*DESCRIPTION OF THE TASK*:
List all the lines in these records that hold "Give".

*Collected data*:
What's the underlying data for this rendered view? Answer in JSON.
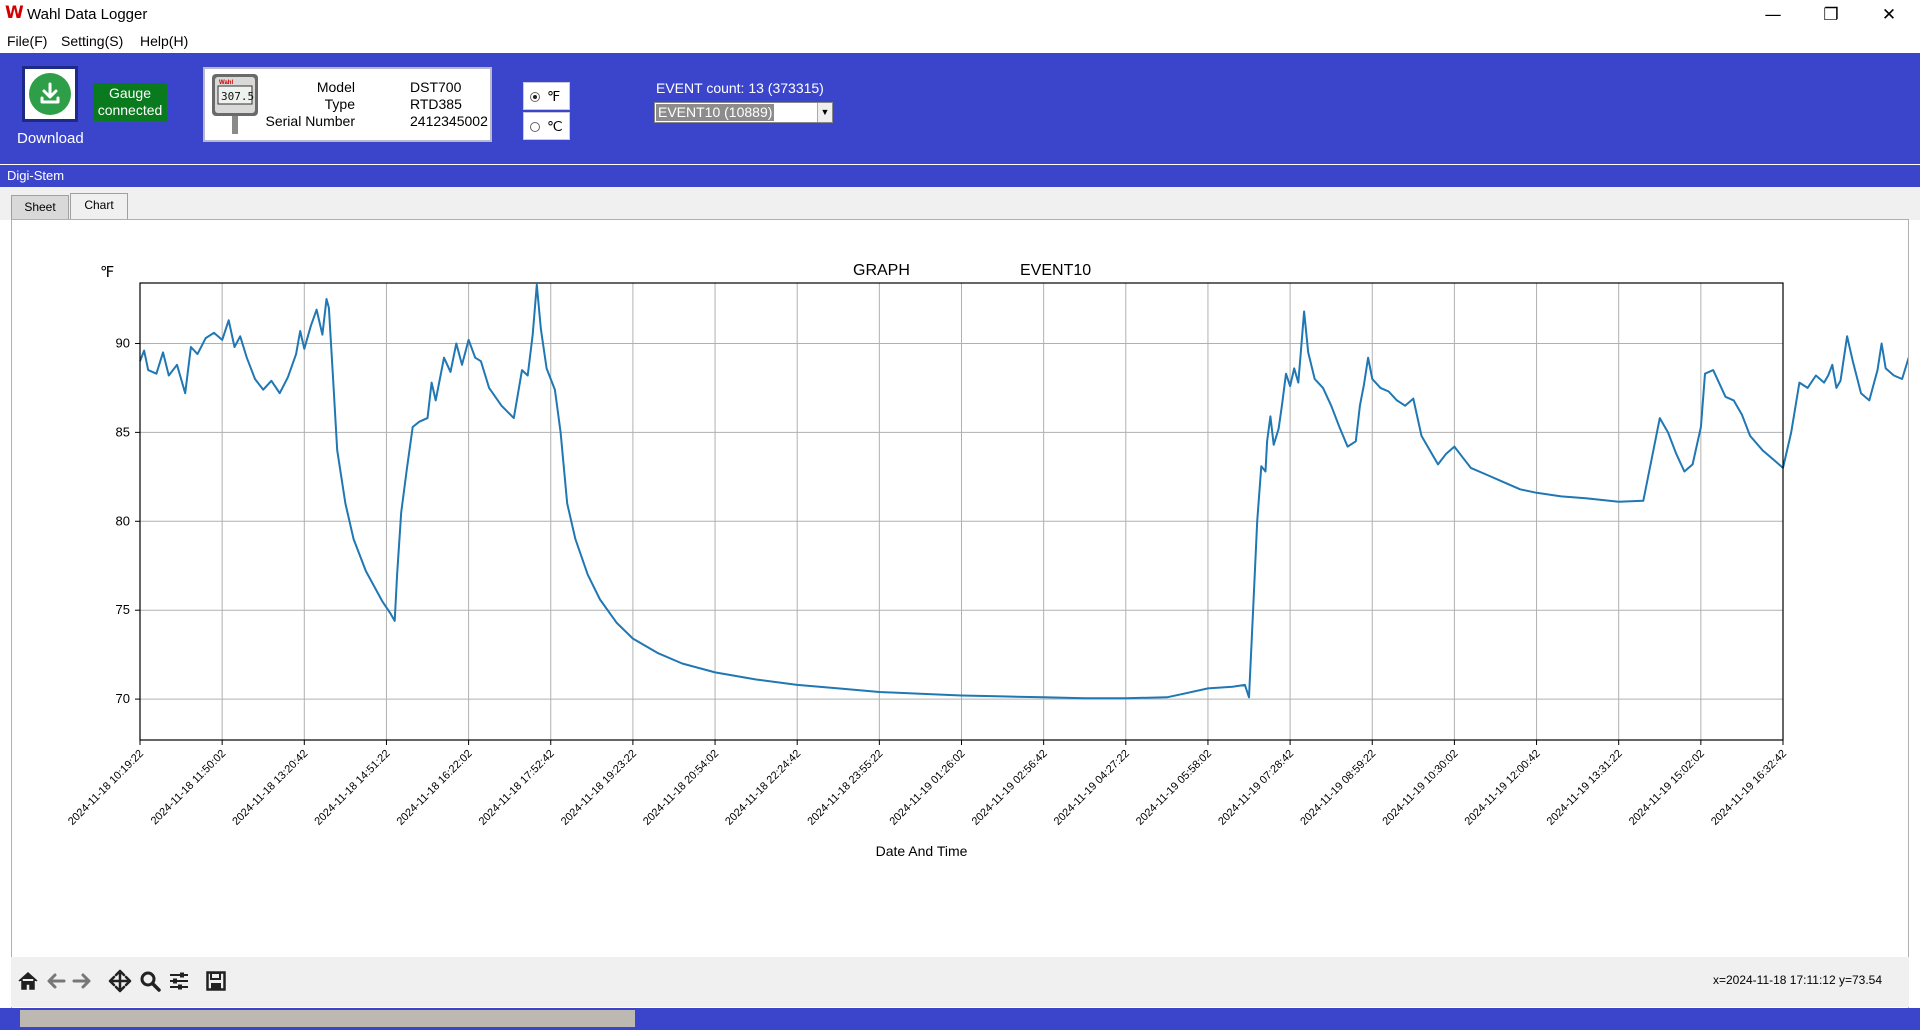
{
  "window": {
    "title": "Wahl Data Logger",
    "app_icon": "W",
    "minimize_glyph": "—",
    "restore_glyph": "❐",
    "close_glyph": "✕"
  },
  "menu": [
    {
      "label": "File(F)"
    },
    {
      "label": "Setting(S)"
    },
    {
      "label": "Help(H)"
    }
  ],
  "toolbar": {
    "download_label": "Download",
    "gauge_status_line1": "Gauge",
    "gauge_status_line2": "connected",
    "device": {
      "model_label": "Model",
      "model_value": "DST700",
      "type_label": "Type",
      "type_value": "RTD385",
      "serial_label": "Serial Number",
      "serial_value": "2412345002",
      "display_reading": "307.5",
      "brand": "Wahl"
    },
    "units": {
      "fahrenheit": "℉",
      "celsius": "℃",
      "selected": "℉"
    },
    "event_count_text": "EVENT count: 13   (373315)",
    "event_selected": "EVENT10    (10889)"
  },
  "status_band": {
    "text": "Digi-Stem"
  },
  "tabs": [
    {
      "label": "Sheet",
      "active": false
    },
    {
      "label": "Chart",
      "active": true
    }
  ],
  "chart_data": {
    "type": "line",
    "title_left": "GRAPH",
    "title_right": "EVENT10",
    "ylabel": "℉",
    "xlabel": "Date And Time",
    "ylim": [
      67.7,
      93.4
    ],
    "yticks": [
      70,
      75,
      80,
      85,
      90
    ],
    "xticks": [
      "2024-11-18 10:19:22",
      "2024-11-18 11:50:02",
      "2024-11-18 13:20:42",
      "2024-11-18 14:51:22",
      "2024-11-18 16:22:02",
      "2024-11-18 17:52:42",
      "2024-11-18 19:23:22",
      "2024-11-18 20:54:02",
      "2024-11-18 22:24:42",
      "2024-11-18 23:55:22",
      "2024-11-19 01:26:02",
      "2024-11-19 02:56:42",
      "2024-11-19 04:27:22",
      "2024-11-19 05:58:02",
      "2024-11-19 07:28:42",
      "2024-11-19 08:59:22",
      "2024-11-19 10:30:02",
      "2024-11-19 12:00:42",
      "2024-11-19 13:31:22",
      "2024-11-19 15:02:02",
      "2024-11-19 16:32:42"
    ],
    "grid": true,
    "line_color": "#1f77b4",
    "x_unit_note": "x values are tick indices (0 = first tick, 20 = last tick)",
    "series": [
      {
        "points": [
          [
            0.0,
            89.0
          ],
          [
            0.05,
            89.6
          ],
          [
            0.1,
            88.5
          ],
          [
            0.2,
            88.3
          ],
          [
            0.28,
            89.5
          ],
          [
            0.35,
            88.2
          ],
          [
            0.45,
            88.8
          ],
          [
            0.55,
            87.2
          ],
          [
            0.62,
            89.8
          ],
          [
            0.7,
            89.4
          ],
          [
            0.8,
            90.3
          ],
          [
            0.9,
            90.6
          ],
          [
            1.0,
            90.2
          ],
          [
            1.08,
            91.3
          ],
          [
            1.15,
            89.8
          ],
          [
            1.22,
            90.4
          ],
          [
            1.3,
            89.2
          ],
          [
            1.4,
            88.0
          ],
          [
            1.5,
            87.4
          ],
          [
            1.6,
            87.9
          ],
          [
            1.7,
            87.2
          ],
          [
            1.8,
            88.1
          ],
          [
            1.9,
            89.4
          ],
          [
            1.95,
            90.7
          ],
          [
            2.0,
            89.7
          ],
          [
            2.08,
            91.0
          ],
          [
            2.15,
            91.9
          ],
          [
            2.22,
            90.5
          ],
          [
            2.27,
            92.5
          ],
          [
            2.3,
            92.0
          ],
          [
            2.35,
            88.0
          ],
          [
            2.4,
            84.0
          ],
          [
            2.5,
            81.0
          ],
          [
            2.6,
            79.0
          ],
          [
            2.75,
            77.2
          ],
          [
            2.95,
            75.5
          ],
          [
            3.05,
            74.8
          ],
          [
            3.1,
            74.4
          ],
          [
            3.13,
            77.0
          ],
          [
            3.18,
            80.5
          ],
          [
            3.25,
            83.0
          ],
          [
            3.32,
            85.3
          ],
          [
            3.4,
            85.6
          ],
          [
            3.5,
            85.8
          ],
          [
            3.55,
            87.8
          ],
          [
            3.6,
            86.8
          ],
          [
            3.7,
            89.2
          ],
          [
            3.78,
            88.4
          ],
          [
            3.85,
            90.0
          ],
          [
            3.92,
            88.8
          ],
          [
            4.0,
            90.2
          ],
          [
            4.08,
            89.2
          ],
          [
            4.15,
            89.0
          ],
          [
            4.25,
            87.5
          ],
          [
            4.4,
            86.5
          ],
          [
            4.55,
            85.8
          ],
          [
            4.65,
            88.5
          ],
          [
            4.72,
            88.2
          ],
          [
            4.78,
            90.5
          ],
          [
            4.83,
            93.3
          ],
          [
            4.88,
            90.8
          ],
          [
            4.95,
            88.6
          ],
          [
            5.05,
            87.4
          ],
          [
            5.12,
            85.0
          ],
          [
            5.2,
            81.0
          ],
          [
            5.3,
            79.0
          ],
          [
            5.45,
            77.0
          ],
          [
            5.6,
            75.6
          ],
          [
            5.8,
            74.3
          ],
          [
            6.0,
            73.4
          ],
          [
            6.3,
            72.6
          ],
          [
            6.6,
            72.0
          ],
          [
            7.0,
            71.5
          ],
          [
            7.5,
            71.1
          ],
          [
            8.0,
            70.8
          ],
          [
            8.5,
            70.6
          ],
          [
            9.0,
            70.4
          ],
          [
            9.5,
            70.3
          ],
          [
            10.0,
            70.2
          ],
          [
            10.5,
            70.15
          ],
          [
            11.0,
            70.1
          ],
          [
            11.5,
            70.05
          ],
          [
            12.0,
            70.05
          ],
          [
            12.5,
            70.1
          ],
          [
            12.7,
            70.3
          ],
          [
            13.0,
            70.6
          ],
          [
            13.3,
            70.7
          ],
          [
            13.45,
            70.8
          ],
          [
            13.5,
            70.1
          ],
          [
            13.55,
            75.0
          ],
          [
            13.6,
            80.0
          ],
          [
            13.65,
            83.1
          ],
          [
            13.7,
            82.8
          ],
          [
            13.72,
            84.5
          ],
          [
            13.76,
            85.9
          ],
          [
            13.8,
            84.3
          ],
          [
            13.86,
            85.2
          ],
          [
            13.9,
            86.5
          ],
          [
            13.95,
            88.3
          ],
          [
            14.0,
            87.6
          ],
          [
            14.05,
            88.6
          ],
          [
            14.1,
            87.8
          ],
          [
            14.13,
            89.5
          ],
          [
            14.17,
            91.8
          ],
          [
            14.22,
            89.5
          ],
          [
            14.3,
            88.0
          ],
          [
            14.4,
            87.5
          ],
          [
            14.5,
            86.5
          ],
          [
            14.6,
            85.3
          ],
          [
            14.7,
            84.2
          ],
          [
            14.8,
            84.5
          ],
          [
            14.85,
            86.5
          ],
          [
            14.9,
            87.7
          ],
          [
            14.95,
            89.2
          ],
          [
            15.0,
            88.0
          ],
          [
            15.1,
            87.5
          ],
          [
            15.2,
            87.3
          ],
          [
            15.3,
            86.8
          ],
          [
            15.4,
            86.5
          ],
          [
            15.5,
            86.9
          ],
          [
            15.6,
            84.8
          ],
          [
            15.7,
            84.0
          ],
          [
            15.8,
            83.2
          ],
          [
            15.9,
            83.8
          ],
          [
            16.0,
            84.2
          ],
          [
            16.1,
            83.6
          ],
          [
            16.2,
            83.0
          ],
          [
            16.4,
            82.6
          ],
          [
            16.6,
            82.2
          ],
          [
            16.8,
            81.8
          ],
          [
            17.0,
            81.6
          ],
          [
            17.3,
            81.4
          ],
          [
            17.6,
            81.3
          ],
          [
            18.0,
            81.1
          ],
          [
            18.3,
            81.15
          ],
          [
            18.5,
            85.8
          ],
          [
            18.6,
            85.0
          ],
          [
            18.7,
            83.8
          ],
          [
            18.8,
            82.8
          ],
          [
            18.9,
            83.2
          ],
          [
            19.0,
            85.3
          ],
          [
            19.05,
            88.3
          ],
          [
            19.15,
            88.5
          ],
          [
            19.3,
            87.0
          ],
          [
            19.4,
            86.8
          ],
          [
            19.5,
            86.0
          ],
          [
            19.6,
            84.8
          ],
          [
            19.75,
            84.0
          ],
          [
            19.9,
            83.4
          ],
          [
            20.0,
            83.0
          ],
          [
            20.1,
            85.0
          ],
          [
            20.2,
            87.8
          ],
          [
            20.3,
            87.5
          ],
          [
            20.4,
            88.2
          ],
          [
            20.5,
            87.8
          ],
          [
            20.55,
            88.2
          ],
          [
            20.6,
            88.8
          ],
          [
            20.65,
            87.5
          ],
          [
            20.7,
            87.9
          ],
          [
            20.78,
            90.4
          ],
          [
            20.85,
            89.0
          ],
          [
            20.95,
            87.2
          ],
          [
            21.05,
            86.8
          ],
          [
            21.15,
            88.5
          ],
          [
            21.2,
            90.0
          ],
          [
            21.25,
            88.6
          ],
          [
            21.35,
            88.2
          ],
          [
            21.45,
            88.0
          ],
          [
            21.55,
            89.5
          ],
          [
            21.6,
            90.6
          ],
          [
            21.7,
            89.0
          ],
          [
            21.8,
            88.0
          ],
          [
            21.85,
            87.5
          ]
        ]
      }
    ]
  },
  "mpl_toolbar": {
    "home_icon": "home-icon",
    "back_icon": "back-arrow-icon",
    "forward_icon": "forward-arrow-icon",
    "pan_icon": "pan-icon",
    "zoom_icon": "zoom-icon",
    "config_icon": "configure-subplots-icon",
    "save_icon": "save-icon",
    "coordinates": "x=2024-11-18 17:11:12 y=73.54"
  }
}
==
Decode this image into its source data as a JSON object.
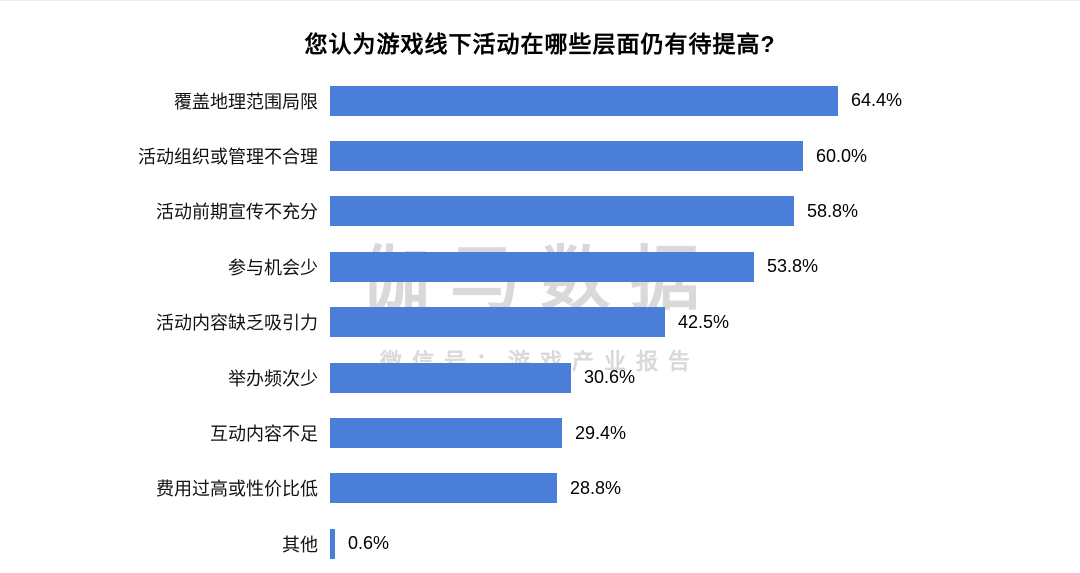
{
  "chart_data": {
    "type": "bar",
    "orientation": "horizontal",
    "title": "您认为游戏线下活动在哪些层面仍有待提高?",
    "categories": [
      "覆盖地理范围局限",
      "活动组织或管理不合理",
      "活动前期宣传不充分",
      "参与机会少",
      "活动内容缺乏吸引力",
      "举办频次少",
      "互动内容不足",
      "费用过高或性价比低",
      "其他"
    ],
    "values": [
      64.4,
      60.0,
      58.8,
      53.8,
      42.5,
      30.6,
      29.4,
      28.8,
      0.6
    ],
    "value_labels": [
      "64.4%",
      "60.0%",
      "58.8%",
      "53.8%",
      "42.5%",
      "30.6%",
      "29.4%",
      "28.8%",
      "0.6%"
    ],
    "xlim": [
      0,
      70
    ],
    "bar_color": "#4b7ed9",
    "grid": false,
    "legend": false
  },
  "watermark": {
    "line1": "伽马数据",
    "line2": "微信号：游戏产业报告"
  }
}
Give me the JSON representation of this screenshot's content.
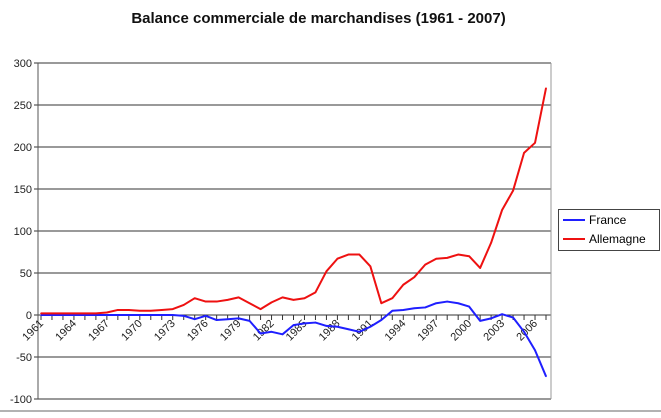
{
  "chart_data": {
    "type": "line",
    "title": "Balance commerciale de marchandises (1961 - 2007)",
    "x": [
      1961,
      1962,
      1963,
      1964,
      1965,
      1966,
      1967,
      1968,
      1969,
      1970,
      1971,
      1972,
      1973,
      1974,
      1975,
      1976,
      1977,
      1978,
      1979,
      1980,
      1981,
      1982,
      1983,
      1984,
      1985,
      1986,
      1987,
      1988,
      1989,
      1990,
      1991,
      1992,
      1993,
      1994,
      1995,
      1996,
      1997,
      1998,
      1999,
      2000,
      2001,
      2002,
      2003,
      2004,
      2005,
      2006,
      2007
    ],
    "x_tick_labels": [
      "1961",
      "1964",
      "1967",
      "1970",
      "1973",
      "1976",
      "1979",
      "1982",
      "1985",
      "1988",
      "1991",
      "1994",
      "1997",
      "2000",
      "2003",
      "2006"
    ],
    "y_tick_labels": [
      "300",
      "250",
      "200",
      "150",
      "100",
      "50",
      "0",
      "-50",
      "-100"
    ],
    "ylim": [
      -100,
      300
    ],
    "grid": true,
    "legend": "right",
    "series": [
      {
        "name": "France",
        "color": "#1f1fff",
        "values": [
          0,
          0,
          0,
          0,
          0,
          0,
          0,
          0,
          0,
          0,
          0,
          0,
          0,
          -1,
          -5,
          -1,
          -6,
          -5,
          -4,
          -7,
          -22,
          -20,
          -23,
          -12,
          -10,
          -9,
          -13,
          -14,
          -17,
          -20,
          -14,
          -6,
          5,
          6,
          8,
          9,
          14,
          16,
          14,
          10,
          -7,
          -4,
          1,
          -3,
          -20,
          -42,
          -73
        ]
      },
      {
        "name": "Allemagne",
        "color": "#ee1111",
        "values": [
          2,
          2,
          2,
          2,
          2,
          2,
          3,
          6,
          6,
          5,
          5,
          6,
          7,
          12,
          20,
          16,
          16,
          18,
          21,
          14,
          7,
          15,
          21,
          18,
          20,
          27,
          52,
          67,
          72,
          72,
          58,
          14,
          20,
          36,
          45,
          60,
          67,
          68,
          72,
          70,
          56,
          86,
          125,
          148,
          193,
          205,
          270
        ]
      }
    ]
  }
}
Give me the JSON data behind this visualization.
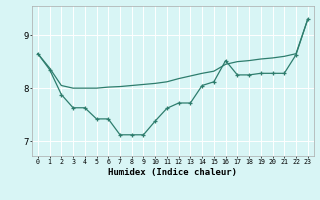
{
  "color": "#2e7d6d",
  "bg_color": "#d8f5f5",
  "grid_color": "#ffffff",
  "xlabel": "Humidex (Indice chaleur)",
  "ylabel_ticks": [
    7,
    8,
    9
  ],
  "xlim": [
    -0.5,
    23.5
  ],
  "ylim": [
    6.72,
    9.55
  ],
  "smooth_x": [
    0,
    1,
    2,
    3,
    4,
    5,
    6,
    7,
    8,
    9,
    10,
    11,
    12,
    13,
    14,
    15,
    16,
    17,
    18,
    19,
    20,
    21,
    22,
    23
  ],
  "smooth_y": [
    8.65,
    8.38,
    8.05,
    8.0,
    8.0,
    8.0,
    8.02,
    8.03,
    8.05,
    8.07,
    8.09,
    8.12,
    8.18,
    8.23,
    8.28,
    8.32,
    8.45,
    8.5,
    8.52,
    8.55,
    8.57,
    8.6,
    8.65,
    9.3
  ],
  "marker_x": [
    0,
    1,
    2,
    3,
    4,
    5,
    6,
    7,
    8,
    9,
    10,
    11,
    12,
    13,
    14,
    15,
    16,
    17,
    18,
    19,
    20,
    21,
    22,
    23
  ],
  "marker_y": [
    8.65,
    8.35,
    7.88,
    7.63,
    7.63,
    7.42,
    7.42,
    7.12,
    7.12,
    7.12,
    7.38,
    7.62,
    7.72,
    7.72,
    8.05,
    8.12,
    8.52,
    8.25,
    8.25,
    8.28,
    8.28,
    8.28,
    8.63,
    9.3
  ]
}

*ANSWER TO THE PROBLEM*:
Give me the JSON representation of this screenshot's content.
Give me the JSON data behind this visualization.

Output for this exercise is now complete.